#### Data records ####

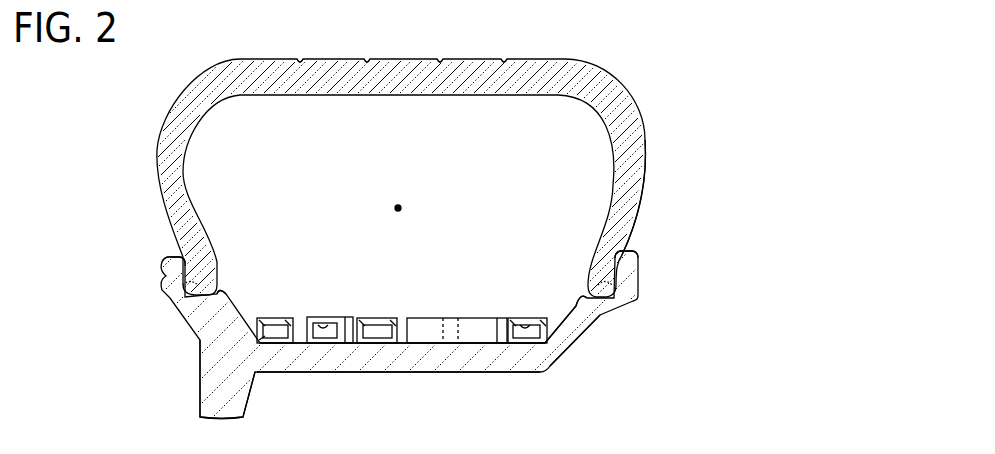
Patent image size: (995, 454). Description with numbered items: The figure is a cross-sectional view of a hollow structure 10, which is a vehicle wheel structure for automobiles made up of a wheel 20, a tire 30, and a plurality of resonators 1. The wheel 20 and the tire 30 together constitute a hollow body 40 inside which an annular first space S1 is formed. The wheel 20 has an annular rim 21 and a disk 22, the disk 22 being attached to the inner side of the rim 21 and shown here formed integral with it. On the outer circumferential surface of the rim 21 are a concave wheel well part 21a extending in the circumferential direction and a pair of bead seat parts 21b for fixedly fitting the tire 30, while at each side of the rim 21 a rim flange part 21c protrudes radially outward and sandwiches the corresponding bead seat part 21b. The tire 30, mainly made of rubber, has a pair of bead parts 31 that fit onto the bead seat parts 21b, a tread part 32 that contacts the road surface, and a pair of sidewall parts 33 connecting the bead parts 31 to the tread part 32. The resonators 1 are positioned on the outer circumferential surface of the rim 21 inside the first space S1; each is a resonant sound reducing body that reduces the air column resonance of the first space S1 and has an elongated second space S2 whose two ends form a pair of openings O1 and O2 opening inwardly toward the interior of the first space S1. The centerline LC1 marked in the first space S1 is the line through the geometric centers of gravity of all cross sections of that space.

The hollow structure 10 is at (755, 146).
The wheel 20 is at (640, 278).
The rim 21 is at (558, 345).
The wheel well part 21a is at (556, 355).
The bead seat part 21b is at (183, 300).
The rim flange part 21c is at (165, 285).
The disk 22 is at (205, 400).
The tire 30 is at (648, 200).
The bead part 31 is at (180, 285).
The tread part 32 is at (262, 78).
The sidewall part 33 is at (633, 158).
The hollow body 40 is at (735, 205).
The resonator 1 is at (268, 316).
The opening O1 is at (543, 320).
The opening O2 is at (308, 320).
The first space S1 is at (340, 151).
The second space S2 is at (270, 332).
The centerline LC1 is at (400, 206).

####

* [The request] Substitute "sectional view" for every occurrence of "cross-sectional view" in the rows above and reproduce them with everything else unchanged. Omit the pictures from your answer.

* [Exercise response]
Patent image size: (995, 454). Description with numbered items: The figure is a sectional view of a hollow structure 10, which is a vehicle wheel structure for automobiles made up of a wheel 20, a tire 30, and a plurality of resonators 1. The wheel 20 and the tire 30 together constitute a hollow body 40 inside which an annular first space S1 is formed. The wheel 20 has an annular rim 21 and a disk 22, the disk 22 being attached to the inner side of the rim 21 and shown here formed integral with it. On the outer circumferential surface of the rim 21 are a concave wheel well part 21a extending in the circumferential direction and a pair of bead seat parts 21b for fixedly fitting the tire 30, while at each side of the rim 21 a rim flange part 21c protrudes radially outward and sandwiches the corresponding bead seat part 21b. The tire 30, mainly made of rubber, has a pair of bead parts 31 that fit onto the bead seat parts 21b, a tread part 32 that contacts the road surface, and a pair of sidewall parts 33 connecting the bead parts 31 to the tread part 32. The resonators 1 are positioned on the outer circumferential surface of the rim 21 inside the first space S1; each is a resonant sound reducing body that reduces the air column resonance of the first space S1 and has an elongated second space S2 whose two ends form a pair of openings O1 and O2 opening inwardly toward the interior of the first space S1. The centerline LC1 marked in the first space S1 is the line through the geometric centers of gravity of all cross sections of that space.

The hollow structure 10 is at (755, 146).
The wheel 20 is at (640, 278).
The rim 21 is at (558, 345).
The wheel well part 21a is at (556, 355).
The bead seat part 21b is at (183, 300).
The rim flange part 21c is at (165, 285).
The disk 22 is at (205, 400).
The tire 30 is at (648, 200).
The bead part 31 is at (180, 285).
The tread part 32 is at (262, 78).
The sidewall part 33 is at (633, 158).
The hollow body 40 is at (735, 205).
The resonator 1 is at (268, 316).
The opening O1 is at (543, 320).
The opening O2 is at (308, 320).
The first space S1 is at (340, 151).
The second space S2 is at (270, 332).
The centerline LC1 is at (400, 206).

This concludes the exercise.